■ WHAT YOU NEED TO DO ■
All records should be reproduced verbatim.

Excerpts from a figure dataset
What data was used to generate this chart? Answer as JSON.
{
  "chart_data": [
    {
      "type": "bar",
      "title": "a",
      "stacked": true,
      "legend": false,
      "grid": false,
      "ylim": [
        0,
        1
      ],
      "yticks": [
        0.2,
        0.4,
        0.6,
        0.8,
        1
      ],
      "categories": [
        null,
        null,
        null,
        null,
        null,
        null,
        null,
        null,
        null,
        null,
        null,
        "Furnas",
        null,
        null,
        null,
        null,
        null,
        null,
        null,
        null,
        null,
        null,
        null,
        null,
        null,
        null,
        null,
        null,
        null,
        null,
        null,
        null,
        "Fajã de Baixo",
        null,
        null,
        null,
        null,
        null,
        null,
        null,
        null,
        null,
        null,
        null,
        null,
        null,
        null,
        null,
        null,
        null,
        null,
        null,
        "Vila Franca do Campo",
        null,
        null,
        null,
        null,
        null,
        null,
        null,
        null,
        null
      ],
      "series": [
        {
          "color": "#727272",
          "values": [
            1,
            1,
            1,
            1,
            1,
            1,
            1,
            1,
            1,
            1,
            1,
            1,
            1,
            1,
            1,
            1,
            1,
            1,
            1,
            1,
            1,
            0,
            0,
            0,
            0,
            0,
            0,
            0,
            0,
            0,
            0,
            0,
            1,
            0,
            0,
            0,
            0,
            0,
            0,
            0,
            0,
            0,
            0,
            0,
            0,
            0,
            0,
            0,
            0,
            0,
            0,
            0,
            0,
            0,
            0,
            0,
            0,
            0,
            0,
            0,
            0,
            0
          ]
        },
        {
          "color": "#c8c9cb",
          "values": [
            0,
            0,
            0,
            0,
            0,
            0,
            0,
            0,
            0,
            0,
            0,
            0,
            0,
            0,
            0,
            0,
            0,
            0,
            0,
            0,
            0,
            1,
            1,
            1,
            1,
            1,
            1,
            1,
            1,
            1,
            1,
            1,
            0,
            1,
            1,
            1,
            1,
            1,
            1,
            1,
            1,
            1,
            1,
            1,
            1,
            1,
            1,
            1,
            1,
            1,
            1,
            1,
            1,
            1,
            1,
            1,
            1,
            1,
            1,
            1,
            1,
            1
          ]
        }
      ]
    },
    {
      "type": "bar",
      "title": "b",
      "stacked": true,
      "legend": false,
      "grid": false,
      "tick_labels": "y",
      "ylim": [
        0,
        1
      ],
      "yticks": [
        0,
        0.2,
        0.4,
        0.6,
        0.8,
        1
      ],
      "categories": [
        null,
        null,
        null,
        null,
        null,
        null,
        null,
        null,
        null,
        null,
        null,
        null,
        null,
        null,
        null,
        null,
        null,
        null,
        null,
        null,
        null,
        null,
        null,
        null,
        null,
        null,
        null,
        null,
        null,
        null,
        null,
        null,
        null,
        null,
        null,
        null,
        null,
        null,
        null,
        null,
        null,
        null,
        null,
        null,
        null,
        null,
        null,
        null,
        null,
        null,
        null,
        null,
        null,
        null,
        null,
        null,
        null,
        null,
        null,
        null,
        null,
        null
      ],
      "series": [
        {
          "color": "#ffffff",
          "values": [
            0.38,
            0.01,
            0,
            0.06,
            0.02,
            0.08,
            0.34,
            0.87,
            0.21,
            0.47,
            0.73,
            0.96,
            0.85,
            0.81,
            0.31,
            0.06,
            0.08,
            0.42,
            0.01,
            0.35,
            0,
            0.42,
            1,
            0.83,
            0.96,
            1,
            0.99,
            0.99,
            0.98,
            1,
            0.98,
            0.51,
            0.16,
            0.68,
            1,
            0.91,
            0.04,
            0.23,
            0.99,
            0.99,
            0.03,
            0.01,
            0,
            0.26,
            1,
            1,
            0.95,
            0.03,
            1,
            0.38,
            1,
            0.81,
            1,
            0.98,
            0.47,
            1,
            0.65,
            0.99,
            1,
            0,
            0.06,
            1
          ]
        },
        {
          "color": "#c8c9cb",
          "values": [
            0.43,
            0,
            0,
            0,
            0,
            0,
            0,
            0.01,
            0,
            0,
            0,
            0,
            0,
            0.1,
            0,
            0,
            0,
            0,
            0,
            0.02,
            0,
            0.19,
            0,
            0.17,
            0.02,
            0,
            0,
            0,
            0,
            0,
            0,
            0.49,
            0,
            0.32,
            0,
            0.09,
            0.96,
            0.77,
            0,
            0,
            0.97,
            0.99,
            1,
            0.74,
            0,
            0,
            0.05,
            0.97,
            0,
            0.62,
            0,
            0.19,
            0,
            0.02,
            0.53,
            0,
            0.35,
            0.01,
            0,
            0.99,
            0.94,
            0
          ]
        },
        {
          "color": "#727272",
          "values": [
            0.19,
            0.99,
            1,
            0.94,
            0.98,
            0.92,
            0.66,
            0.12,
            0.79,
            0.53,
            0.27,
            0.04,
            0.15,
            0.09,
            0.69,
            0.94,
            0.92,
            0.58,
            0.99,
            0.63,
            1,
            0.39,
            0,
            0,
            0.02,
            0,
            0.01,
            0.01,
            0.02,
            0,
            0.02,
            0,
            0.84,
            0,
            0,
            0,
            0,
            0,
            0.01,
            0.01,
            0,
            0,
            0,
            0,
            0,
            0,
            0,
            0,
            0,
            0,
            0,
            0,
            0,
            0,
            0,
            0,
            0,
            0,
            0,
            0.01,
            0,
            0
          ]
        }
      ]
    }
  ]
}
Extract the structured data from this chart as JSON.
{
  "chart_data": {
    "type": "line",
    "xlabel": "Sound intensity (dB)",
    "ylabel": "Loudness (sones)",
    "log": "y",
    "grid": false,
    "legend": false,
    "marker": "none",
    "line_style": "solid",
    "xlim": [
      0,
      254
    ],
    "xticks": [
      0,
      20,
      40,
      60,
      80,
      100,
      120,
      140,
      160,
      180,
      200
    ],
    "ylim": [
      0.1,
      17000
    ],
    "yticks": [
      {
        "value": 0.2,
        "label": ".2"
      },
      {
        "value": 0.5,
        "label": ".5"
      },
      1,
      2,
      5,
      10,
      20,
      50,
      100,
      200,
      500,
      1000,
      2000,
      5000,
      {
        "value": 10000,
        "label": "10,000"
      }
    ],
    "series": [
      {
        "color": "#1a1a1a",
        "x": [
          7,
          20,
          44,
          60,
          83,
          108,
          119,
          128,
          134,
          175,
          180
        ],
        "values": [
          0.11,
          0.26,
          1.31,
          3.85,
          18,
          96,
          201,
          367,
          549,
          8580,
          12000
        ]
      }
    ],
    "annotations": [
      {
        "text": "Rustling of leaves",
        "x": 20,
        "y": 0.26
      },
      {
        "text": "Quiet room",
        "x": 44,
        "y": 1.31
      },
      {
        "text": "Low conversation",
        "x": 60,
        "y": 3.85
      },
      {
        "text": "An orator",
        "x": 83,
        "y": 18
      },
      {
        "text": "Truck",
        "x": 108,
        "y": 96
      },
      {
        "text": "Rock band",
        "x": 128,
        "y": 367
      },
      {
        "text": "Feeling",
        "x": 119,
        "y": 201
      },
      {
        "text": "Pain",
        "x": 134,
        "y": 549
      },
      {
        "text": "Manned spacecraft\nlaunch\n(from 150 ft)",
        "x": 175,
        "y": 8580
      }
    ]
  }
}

■ EXPECTED OUTPUT ■
What data was used to generate this chart? Answer as JSON.
{
  "chart_data": [
    {
      "type": "bar",
      "title": "a",
      "stacked": true,
      "legend": false,
      "grid": false,
      "ylim": [
        0,
        1
      ],
      "yticks": [
        0.2,
        0.4,
        0.6,
        0.8,
        1
      ],
      "categories": [
        null,
        null,
        null,
        null,
        null,
        null,
        null,
        null,
        null,
        null,
        null,
        "Furnas",
        null,
        null,
        null,
        null,
        null,
        null,
        null,
        null,
        null,
        null,
        null,
        null,
        null,
        null,
        null,
        null,
        null,
        null,
        null,
        null,
        "Fajã de Baixo",
        null,
        null,
        null,
        null,
        null,
        null,
        null,
        null,
        null,
        null,
        null,
        null,
        null,
        null,
        null,
        null,
        null,
        null,
        null,
        "Vila Franca do Campo",
        null,
        null,
        null,
        null,
        null,
        null,
        null,
        null,
        null
      ],
      "series": [
        {
          "color": "#727272",
          "values": [
            1,
            1,
            1,
            1,
            1,
            1,
            1,
            1,
            1,
            1,
            1,
            1,
            1,
            1,
            1,
            1,
            1,
            1,
            1,
            1,
            1,
            0,
            0,
            0,
            0,
            0,
            0,
            0,
            0,
            0,
            0,
            0,
            1,
            0,
            0,
            0,
            0,
            0,
            0,
            0,
            0,
            0,
            0,
            0,
            0,
            0,
            0,
            0,
            0,
            0,
            0,
            0,
            0,
            0,
            0,
            0,
            0,
            0,
            0,
            0,
            0,
            0
          ]
        },
        {
          "color": "#c8c9cb",
          "values": [
            0,
            0,
            0,
            0,
            0,
            0,
            0,
            0,
            0,
            0,
            0,
            0,
            0,
            0,
            0,
            0,
            0,
            0,
            0,
            0,
            0,
            1,
            1,
            1,
            1,
            1,
            1,
            1,
            1,
            1,
            1,
            1,
            0,
            1,
            1,
            1,
            1,
            1,
            1,
            1,
            1,
            1,
            1,
            1,
            1,
            1,
            1,
            1,
            1,
            1,
            1,
            1,
            1,
            1,
            1,
            1,
            1,
            1,
            1,
            1,
            1,
            1
          ]
        }
      ]
    },
    {
      "type": "bar",
      "title": "b",
      "stacked": true,
      "legend": false,
      "grid": false,
      "tick_labels": "y",
      "ylim": [
        0,
        1
      ],
      "yticks": [
        0,
        0.2,
        0.4,
        0.6,
        0.8,
        1
      ],
      "categories": [
        null,
        null,
        null,
        null,
        null,
        null,
        null,
        null,
        null,
        null,
        null,
        null,
        null,
        null,
        null,
        null,
        null,
        null,
        null,
        null,
        null,
        null,
        null,
        null,
        null,
        null,
        null,
        null,
        null,
        null,
        null,
        null,
        null,
        null,
        null,
        null,
        null,
        null,
        null,
        null,
        null,
        null,
        null,
        null,
        null,
        null,
        null,
        null,
        null,
        null,
        null,
        null,
        null,
        null,
        null,
        null,
        null,
        null,
        null,
        null,
        null,
        null
      ],
      "series": [
        {
          "color": "#ffffff",
          "values": [
            0.38,
            0.01,
            0,
            0.06,
            0.02,
            0.08,
            0.34,
            0.87,
            0.21,
            0.47,
            0.73,
            0.96,
            0.85,
            0.81,
            0.31,
            0.06,
            0.08,
            0.42,
            0.01,
            0.35,
            0,
            0.42,
            1,
            0.83,
            0.96,
            1,
            0.99,
            0.99,
            0.98,
            1,
            0.98,
            0.51,
            0.16,
            0.68,
            1,
            0.91,
            0.04,
            0.23,
            0.99,
            0.99,
            0.03,
            0.01,
            0,
            0.26,
            1,
            1,
            0.95,
            0.03,
            1,
            0.38,
            1,
            0.81,
            1,
            0.98,
            0.47,
            1,
            0.65,
            0.99,
            1,
            0,
            0.06,
            1
          ]
        },
        {
          "color": "#c8c9cb",
          "values": [
            0.43,
            0,
            0,
            0,
            0,
            0,
            0,
            0.01,
            0,
            0,
            0,
            0,
            0,
            0.1,
            0,
            0,
            0,
            0,
            0,
            0.02,
            0,
            0.19,
            0,
            0.17,
            0.02,
            0,
            0,
            0,
            0,
            0,
            0,
            0.49,
            0,
            0.32,
            0,
            0.09,
            0.96,
            0.77,
            0,
            0,
            0.97,
            0.99,
            1,
            0.74,
            0,
            0,
            0.05,
            0.97,
            0,
            0.62,
            0,
            0.19,
            0,
            0.02,
            0.53,
            0,
            0.35,
            0.01,
            0,
            0.99,
            0.94,
            0
          ]
        },
        {
          "color": "#727272",
          "values": [
            0.19,
            0.99,
            1,
            0.94,
            0.98,
            0.92,
            0.66,
            0.12,
            0.79,
            0.53,
            0.27,
            0.04,
            0.15,
            0.09,
            0.69,
            0.94,
            0.92,
            0.58,
            0.99,
            0.63,
            1,
            0.39,
            0,
            0,
            0.02,
            0,
            0.01,
            0.01,
            0.02,
            0,
            0.02,
            0,
            0.84,
            0,
            0,
            0,
            0,
            0,
            0.01,
            0.01,
            0,
            0,
            0,
            0,
            0,
            0,
            0,
            0,
            0,
            0,
            0,
            0,
            0,
            0,
            0,
            0,
            0,
            0,
            0,
            0.01,
            0,
            0
          ]
        }
      ]
    }
  ]
}
Extract the structured data from this chart as JSON.
{
  "chart_data": {
    "type": "line",
    "xlabel": "Sound intensity (dB)",
    "ylabel": "Loudness (sones)",
    "log": "y",
    "grid": false,
    "legend": false,
    "marker": "none",
    "line_style": "solid",
    "xlim": [
      0,
      254
    ],
    "xticks": [
      0,
      20,
      40,
      60,
      80,
      100,
      120,
      140,
      160,
      180,
      200
    ],
    "ylim": [
      0.1,
      17000
    ],
    "yticks": [
      {
        "value": 0.2,
        "label": ".2"
      },
      {
        "value": 0.5,
        "label": ".5"
      },
      1,
      2,
      5,
      10,
      20,
      50,
      100,
      200,
      500,
      1000,
      2000,
      5000,
      {
        "value": 10000,
        "label": "10,000"
      }
    ],
    "series": [
      {
        "color": "#1a1a1a",
        "x": [
          7,
          20,
          44,
          60,
          83,
          108,
          119,
          128,
          134,
          175,
          180
        ],
        "values": [
          0.11,
          0.26,
          1.31,
          3.85,
          18,
          96,
          201,
          367,
          549,
          8580,
          12000
        ]
      }
    ],
    "annotations": [
      {
        "text": "Rustling of leaves",
        "x": 20,
        "y": 0.26
      },
      {
        "text": "Quiet room",
        "x": 44,
        "y": 1.31
      },
      {
        "text": "Low conversation",
        "x": 60,
        "y": 3.85
      },
      {
        "text": "An orator",
        "x": 83,
        "y": 18
      },
      {
        "text": "Truck",
        "x": 108,
        "y": 96
      },
      {
        "text": "Rock band",
        "x": 128,
        "y": 367
      },
      {
        "text": "Feeling",
        "x": 119,
        "y": 201
      },
      {
        "text": "Pain",
        "x": 134,
        "y": 549
      },
      {
        "text": "Manned spacecraft\nlaunch\n(from 150 ft)",
        "x": 175,
        "y": 8580
      }
    ]
  }
}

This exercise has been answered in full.